**Your task:** Report how many lines below contain the word "this", and give only that number.
◇ ◇ ◇ ◇
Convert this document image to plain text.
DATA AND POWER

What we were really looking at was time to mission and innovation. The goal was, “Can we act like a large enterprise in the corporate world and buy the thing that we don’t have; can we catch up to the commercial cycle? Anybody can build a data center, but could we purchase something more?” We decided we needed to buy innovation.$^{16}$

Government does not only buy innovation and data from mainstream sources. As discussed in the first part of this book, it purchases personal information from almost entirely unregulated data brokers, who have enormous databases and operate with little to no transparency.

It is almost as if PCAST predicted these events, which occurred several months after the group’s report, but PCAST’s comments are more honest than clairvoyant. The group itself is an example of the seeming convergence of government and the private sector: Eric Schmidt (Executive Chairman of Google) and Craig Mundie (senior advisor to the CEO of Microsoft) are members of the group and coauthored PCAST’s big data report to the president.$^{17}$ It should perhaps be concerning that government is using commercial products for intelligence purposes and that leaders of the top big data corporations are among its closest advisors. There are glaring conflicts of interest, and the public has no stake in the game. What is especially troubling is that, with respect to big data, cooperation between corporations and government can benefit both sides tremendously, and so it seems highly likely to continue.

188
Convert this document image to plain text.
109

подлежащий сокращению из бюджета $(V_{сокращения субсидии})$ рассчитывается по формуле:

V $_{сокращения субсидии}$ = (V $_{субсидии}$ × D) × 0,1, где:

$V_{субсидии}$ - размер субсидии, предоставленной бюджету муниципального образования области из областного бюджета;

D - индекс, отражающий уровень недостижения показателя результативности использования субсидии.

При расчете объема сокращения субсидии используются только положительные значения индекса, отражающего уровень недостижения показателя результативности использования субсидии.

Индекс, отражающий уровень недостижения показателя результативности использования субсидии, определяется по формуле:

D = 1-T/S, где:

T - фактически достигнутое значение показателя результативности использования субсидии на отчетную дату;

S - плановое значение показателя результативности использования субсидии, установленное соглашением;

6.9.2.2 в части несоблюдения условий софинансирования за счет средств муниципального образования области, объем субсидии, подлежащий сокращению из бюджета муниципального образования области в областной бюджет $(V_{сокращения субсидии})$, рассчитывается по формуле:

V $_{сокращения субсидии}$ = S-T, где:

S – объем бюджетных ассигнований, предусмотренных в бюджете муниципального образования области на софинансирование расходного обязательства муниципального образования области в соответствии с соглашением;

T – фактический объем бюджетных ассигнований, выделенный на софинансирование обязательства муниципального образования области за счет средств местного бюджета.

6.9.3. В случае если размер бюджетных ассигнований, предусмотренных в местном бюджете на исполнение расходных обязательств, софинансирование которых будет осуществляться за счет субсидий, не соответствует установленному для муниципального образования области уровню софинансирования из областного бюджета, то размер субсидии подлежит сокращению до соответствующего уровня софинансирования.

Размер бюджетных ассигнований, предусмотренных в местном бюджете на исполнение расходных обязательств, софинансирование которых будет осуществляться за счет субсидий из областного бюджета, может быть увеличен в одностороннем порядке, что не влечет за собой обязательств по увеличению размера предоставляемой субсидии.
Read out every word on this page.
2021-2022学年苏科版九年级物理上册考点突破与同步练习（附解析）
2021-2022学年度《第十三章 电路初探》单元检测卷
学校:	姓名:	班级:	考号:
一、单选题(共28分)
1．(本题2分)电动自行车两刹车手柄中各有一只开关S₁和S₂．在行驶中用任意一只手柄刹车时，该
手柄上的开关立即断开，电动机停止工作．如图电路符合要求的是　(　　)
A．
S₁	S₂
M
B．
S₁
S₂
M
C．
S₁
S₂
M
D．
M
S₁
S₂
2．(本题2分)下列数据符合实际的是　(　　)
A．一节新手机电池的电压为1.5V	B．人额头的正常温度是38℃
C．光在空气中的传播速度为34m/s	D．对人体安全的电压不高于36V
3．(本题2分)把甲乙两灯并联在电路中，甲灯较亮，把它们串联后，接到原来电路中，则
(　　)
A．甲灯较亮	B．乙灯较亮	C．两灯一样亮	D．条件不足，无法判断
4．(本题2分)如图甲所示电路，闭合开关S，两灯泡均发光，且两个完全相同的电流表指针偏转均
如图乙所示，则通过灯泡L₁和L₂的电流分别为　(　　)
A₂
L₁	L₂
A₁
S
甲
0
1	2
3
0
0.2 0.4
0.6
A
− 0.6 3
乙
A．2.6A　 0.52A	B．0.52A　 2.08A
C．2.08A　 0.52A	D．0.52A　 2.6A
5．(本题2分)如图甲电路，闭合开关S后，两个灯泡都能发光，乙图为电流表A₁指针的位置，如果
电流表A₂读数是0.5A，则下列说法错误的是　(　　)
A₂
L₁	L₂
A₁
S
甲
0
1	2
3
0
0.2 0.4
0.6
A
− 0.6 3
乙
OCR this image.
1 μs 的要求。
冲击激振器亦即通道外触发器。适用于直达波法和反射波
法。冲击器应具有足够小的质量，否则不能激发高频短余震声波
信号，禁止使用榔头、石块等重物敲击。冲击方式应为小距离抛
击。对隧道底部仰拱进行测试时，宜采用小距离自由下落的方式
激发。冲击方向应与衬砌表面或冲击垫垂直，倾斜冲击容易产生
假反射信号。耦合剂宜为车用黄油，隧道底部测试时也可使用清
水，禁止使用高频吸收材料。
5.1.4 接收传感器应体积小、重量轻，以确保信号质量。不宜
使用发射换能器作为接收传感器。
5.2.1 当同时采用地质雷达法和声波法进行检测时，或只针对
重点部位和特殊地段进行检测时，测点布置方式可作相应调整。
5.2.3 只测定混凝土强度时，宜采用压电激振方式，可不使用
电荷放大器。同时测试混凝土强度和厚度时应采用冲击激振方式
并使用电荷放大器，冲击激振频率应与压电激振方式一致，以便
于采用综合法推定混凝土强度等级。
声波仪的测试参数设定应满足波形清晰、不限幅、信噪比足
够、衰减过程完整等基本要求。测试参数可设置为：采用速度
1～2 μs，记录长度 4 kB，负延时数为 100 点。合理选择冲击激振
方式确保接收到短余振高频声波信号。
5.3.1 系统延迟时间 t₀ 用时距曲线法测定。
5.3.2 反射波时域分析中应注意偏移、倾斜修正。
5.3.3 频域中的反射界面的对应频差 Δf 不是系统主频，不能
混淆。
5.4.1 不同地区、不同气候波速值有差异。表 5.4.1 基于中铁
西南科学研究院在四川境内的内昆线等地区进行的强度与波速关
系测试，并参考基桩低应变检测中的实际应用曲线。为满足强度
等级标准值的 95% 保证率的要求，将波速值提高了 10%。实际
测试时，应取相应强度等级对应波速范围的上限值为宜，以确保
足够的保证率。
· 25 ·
◇ ◇ ◇ ◇
**The output:** 5